Reproduce the data below word for word, leaving out the pictures.

::: TASK MATERIAL

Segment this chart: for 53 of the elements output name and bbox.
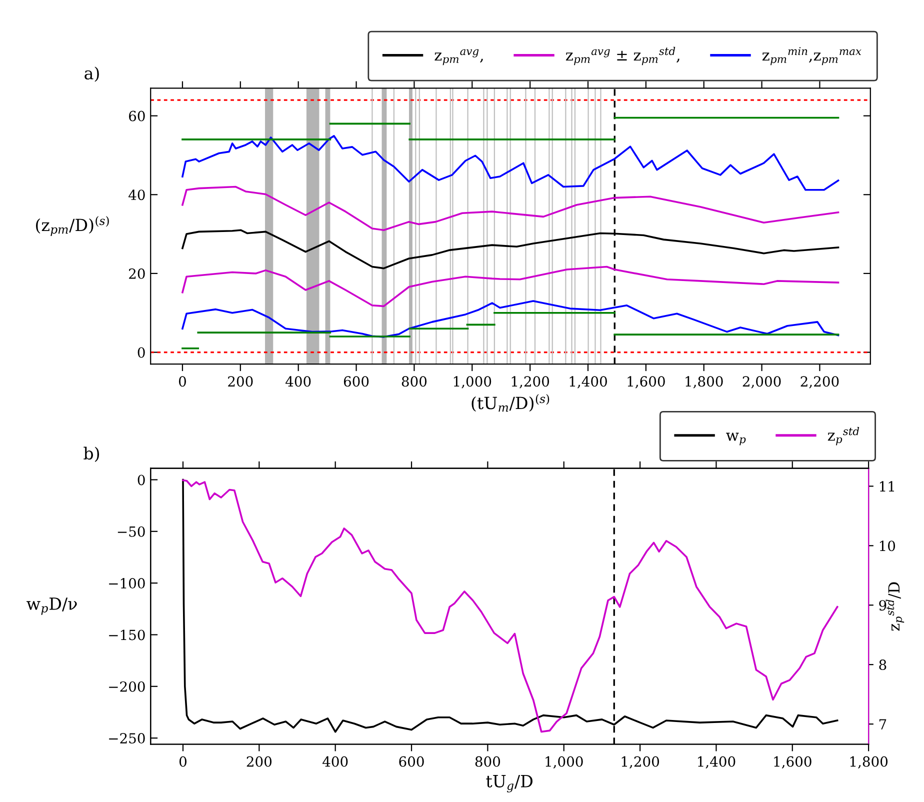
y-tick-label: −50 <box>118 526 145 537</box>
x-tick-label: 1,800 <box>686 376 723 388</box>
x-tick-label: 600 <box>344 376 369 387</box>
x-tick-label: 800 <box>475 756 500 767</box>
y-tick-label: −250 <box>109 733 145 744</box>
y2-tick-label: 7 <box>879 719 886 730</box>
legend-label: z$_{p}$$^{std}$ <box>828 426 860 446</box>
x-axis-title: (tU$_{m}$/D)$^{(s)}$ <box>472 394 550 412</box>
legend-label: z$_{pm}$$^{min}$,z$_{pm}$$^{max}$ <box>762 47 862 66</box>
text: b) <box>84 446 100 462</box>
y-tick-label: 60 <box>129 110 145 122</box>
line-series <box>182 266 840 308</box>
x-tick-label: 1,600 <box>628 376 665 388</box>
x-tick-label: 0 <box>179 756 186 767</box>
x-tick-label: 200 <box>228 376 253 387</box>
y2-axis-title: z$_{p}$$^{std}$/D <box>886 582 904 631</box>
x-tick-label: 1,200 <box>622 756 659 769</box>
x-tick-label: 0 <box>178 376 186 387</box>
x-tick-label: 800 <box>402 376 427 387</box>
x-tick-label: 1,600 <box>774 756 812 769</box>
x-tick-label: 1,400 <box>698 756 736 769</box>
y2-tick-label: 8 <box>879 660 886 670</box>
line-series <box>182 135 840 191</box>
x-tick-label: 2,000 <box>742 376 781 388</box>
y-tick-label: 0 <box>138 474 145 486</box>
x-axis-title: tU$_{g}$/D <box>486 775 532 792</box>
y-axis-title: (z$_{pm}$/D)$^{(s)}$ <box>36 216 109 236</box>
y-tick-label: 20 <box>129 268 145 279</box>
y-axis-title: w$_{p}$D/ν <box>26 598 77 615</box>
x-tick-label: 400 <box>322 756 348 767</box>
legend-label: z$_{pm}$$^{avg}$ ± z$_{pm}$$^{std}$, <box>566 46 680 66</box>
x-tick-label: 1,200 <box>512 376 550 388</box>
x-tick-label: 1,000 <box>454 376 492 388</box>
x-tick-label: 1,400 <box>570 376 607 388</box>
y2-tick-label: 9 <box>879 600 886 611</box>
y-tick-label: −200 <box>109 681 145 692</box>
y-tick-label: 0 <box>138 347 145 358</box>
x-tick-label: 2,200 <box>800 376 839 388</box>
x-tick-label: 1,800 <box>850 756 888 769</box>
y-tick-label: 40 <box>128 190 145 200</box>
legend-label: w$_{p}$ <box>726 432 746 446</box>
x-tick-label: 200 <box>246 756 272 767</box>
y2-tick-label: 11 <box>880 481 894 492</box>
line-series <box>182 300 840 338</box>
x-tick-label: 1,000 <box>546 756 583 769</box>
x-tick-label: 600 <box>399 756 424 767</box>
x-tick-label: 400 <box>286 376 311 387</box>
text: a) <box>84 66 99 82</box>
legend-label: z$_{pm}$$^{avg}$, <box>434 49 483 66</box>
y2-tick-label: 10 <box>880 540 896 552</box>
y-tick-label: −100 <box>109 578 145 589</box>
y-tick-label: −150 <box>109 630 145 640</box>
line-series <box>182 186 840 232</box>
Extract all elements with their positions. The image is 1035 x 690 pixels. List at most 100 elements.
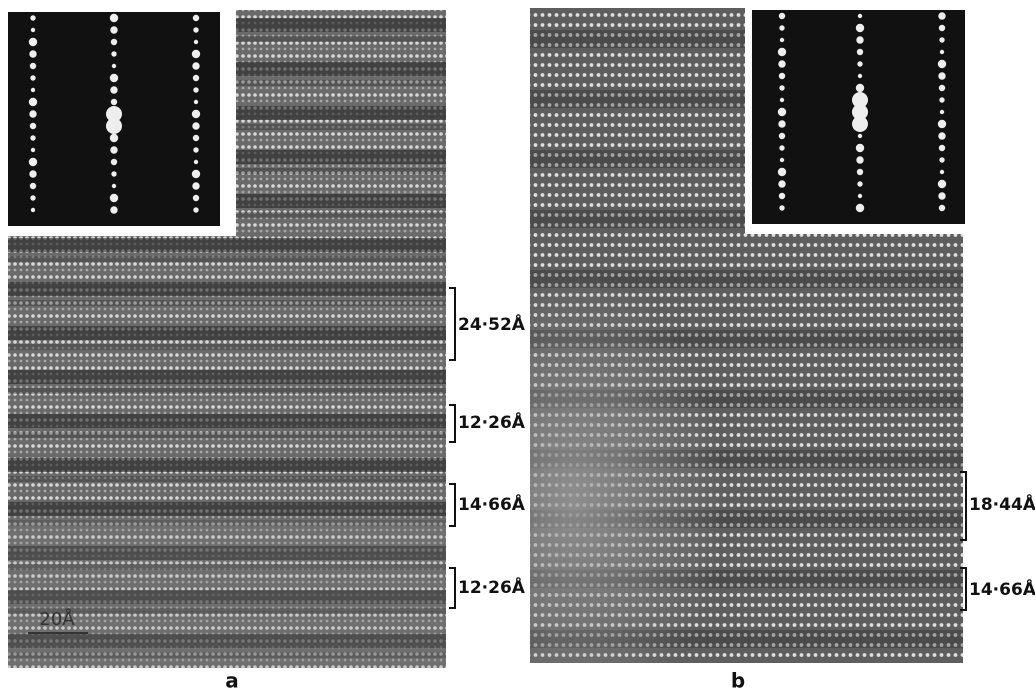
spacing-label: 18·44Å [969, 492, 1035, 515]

::::::

#### [SOLUTION TO THIS EXERCISE]
Segment this chart: for 53 of the elements output name and bbox.
y-tick-label: −50 <box>118 526 145 537</box>
x-tick-label: 1,800 <box>686 376 723 388</box>
x-tick-label: 600 <box>344 376 369 387</box>
x-tick-label: 800 <box>475 756 500 767</box>
y-tick-label: −250 <box>109 733 145 744</box>
y2-tick-label: 7 <box>879 719 886 730</box>
legend-label: z$_{p}$$^{std}$ <box>828 426 860 446</box>
x-axis-title: (tU$_{m}$/D)$^{(s)}$ <box>472 394 550 412</box>
legend-label: z$_{pm}$$^{min}$,z$_{pm}$$^{max}$ <box>762 47 862 66</box>
text: b) <box>84 446 100 462</box>
y-tick-label: 60 <box>129 110 145 122</box>
line-series <box>182 266 840 308</box>
x-tick-label: 1,600 <box>628 376 665 388</box>
x-tick-label: 0 <box>179 756 186 767</box>
x-tick-label: 200 <box>228 376 253 387</box>
y2-axis-title: z$_{p}$$^{std}$/D <box>886 582 904 631</box>
x-tick-label: 1,200 <box>622 756 659 769</box>
x-tick-label: 0 <box>178 376 186 387</box>
x-tick-label: 800 <box>402 376 427 387</box>
x-tick-label: 1,600 <box>774 756 812 769</box>
x-tick-label: 1,400 <box>698 756 736 769</box>
y2-tick-label: 8 <box>879 660 886 670</box>
line-series <box>182 135 840 191</box>
x-tick-label: 2,000 <box>742 376 781 388</box>
y-tick-label: 0 <box>138 474 145 486</box>
x-axis-title: tU$_{g}$/D <box>486 775 532 792</box>
y-axis-title: (z$_{pm}$/D)$^{(s)}$ <box>36 216 109 236</box>
y-tick-label: 20 <box>129 268 145 279</box>
y-axis-title: w$_{p}$D/ν <box>26 598 77 615</box>
x-tick-label: 400 <box>322 756 348 767</box>
legend-label: z$_{pm}$$^{avg}$ ± z$_{pm}$$^{std}$, <box>566 46 680 66</box>
x-tick-label: 1,200 <box>512 376 550 388</box>
x-tick-label: 1,000 <box>454 376 492 388</box>
x-tick-label: 1,400 <box>570 376 607 388</box>
y2-tick-label: 9 <box>879 600 886 611</box>
y-tick-label: −200 <box>109 681 145 692</box>
y-tick-label: 0 <box>138 347 145 358</box>
x-tick-label: 2,200 <box>800 376 839 388</box>
x-tick-label: 1,800 <box>850 756 888 769</box>
y-tick-label: 40 <box>128 190 145 200</box>
legend-label: w$_{p}$ <box>726 432 746 446</box>
x-tick-label: 200 <box>246 756 272 767</box>
y2-tick-label: 11 <box>880 481 894 492</box>
line-series <box>182 300 840 338</box>
x-tick-label: 1,000 <box>546 756 583 769</box>
x-tick-label: 600 <box>399 756 424 767</box>
x-tick-label: 400 <box>286 376 311 387</box>
text: a) <box>84 66 99 82</box>
legend-label: z$_{pm}$$^{avg}$, <box>434 49 483 66</box>
y2-tick-label: 10 <box>880 540 896 552</box>
y-tick-label: −100 <box>109 578 145 589</box>
y-tick-label: −150 <box>109 630 145 640</box>
line-series <box>182 186 840 232</box>
Extract all elements with their positions. The image is 1035 x 690 pixels. List at most 100 elements.
spacing-label: 18·44Å [969, 492, 1035, 515]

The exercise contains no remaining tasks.